- [Task details] Take each line that has the word "دستور" and return it.
-*-
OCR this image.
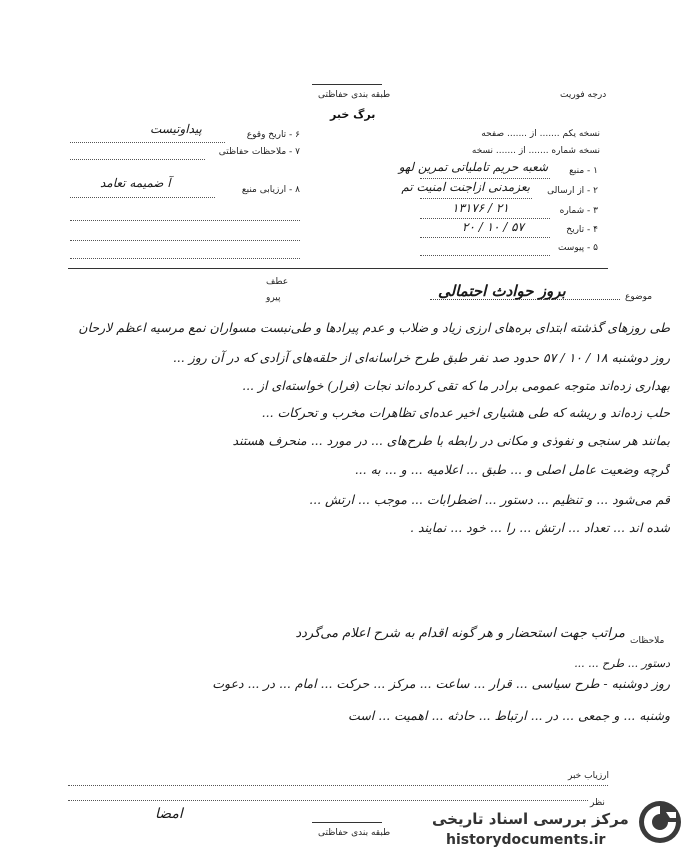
طبقه بندی حفاظتی	درجه فوریت
برگ خبر
نسخه یکم ....... از ....... صفحه
نسخه شماره ....... از ....... نسخه
۱ - منبع
شعبه حریم تاملیا‌تی تمرین لهو
۲ - از ارسالی
بعزمدنی ازاجنت امنیت تم
۳ - شماره
۱۳۱۷۶ / ۲۱
۴ - تاریخ
۲۰ / ۱۰ / ۵۷
۵ - پیوست
۶ - تاریخ وقوع
پیداوتیست
۷ - ملاحظات حفاظتی
۸ - ارزیابی منبع
آ ضمیمه تعامد
عطف
پیرو	موضوع
بروز حوادث احتمالی
طی روزهای گذشته ابتدای بره‌های ارزی زیاد و ضلاب و عدم پیرادها و طی‌نبست مسواران نمع مرسیه اعظم لارحان
روز دوشنبه ۱۸ / ۱۰ / ۵۷ حدود صد نفر طبق طرح خراسانه‌ای از حلقه‌های آزادی که در آن روز ...
بهداری زده‌اند متوجه عمومی برادر ما که تقی کرده‌اند نجات (فرار) خواسته‌ای از ...
حلب زده‌اند و ریشه که طی هشیاری اخیر عده‌ای تظاهرات مخرب و تحرکات ...
بمانند هر سنجی و نفوذی و مکانی در رابطه با طرح‌های ... در مورد ... منحرف هستند
گرچه وضعیت عامل اصلی و ... طبق ... اعلامیه ... و ... به ...
قم می‌شود ... و تنظیم ... دستور ... اضطرابات ... موجب ... ارتش ...
شده اند ... تعداد ... ارتش ... را ... خود ... نمایند .
ملاحظات
مراتب جهت استحضار و هر گونه اقدام به شرح اعلام می‌گردد
دستور ... طرح ... ...
روز دوشنبه - طرح سیاسی ... قرار ... ساعت ... مرکز ... حرکت ... امام ... در ... دعوت
وشنبه ... و جمعی ... در ... ارتباط ... حادثه ... اهمیت ... است
ارزیاب خبر
نظر
امضا
طبقه بندی حفاظتی
مرکز بررسی اسناد تاریخی
historydocuments.ir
-*-
- [Task result]
قم می‌شود ... و تنظیم ... دستور ... اضطرابات ... موجب ... ارتش ...
دستور ... طرح ... ...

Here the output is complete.